(Goal of the exercise):
Nothing outside the lines from the one containing "Give me the JSON data" down to the one containing "Give me the JSON representation" belongs in the copy; print that span exactly, both ends included, with pictures removed.

(Dataset records)
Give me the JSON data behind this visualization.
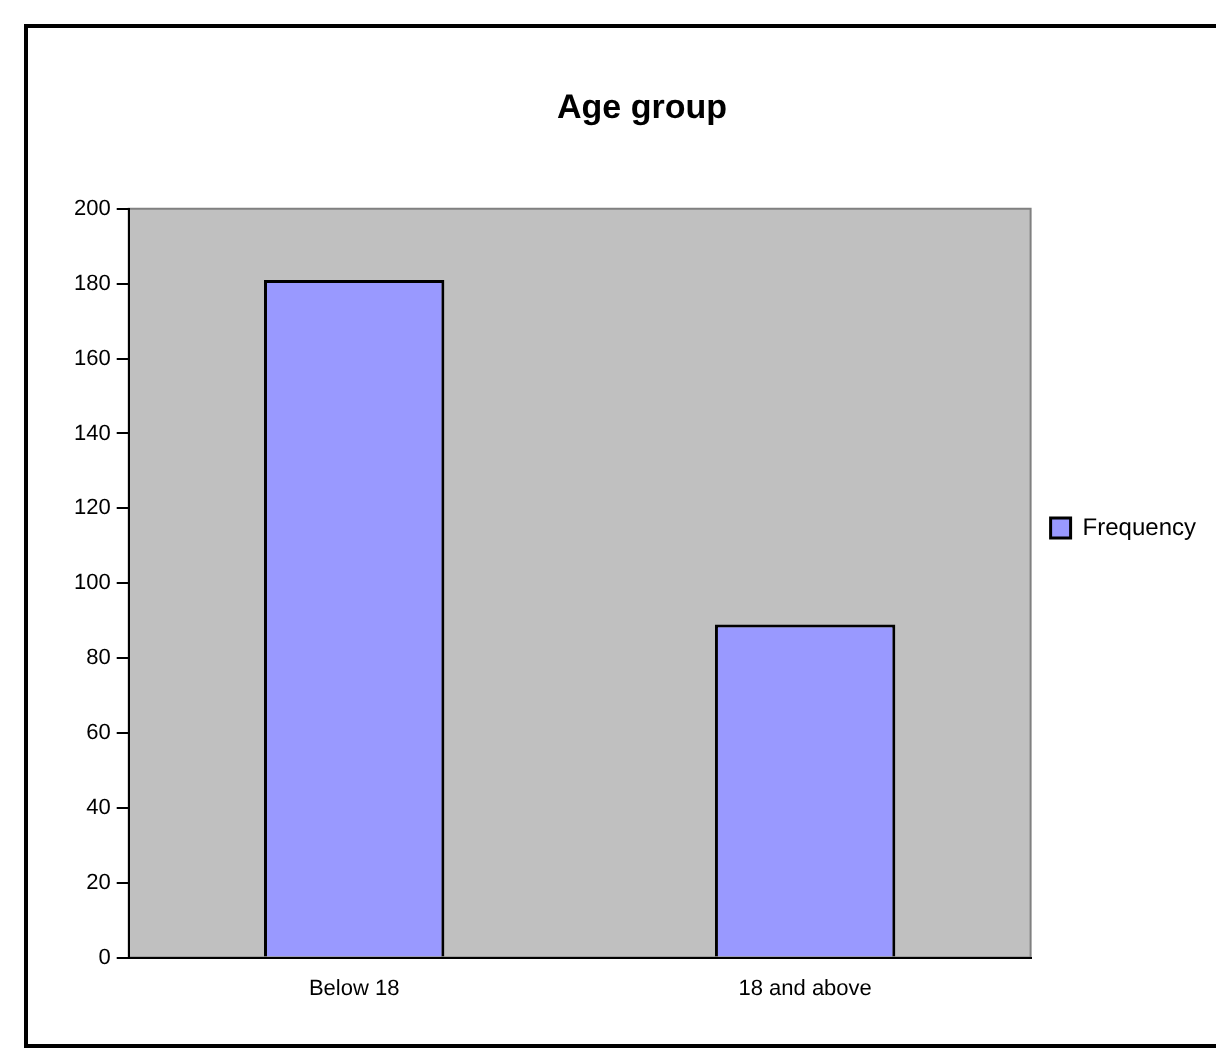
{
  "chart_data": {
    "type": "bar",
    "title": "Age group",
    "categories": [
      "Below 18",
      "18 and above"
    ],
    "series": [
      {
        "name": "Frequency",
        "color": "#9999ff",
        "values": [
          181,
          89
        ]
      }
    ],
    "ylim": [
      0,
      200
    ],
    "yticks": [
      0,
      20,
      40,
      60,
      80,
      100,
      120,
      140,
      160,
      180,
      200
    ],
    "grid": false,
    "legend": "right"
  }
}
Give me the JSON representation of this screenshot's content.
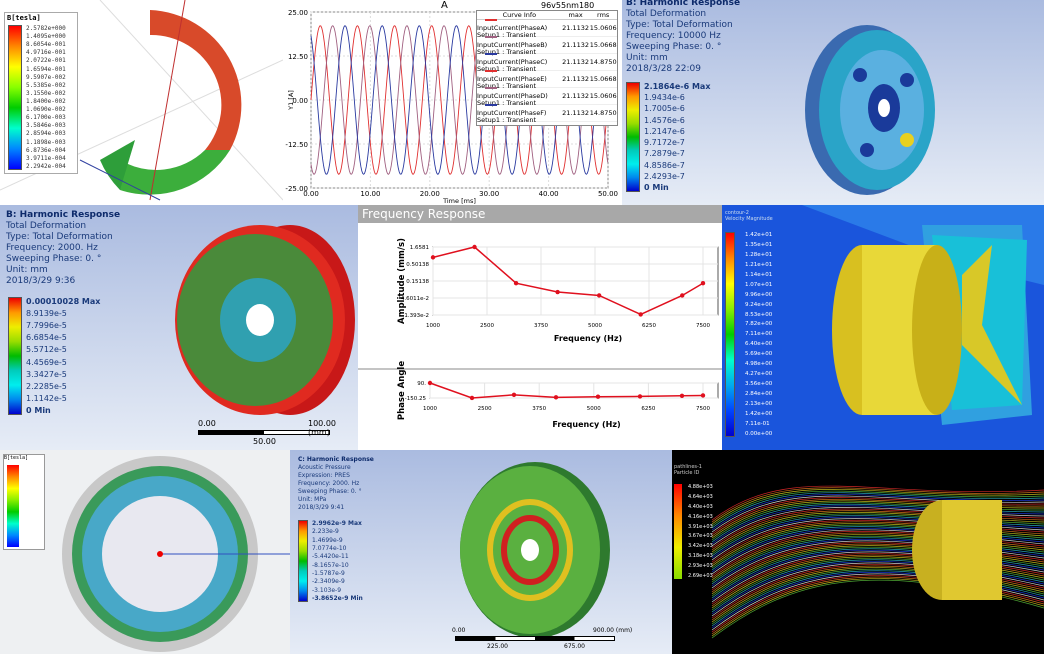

* * *

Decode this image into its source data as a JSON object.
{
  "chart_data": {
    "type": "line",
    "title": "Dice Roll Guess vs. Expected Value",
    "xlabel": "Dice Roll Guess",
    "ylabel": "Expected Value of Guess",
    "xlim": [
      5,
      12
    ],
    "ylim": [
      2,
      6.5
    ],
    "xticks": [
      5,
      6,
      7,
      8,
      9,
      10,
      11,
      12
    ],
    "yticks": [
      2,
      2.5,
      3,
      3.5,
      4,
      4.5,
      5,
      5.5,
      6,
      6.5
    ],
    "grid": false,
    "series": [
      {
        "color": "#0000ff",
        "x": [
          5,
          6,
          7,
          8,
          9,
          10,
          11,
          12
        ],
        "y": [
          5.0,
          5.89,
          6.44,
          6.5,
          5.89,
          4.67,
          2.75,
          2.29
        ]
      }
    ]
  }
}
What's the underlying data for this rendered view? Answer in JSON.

(Exercise result):
Give me the JSON data behind this visualization.
{
  "chart_data": {
    "type": "bar",
    "title": "Age group",
    "categories": [
      "Below 18",
      "18 and above"
    ],
    "series": [
      {
        "name": "Frequency",
        "color": "#9999ff",
        "values": [
          181,
          89
        ]
      }
    ],
    "ylim": [
      0,
      200
    ],
    "yticks": [
      0,
      20,
      40,
      60,
      80,
      100,
      120,
      140,
      160,
      180,
      200
    ],
    "grid": false,
    "legend": "right"
  }
}
Give me the JSON representation of this screenshot's content.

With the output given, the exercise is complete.